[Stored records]
--------------------------------

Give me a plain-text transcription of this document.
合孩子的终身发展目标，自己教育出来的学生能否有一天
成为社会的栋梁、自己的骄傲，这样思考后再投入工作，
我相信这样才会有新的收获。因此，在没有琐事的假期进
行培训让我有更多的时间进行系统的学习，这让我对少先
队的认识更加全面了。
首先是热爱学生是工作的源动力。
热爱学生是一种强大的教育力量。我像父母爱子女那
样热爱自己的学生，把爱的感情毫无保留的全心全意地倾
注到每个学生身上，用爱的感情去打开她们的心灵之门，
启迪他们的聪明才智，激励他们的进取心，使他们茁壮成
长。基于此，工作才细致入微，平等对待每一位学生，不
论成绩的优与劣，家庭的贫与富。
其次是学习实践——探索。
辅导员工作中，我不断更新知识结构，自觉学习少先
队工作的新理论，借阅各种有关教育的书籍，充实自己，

--------------------------------

— WORK REQUIRED —
Restate all of the entries exactly, please.

— SOLUTION TO THIS EXERCISE —
Give me a plain-text transcription of this document.
合孩子的终身发展目标，自己教育出来的学生能否有一天
成为社会的栋梁、自己的骄傲，这样思考后再投入工作，
我相信这样才会有新的收获。因此，在没有琐事的假期进
行培训让我有更多的时间进行系统的学习，这让我对少先
队的认识更加全面了。
首先是热爱学生是工作的源动力。
热爱学生是一种强大的教育力量。我像父母爱子女那
样热爱自己的学生，把爱的感情毫无保留的全心全意地倾
注到每个学生身上，用爱的感情去打开她们的心灵之门，
启迪他们的聪明才智，激励他们的进取心，使他们茁壮成
长。基于此，工作才细致入微，平等对待每一位学生，不
论成绩的优与劣，家庭的贫与富。
其次是学习实践——探索。
辅导员工作中，我不断更新知识结构，自觉学习少先
队工作的新理论，借阅各种有关教育的书籍，充实自己，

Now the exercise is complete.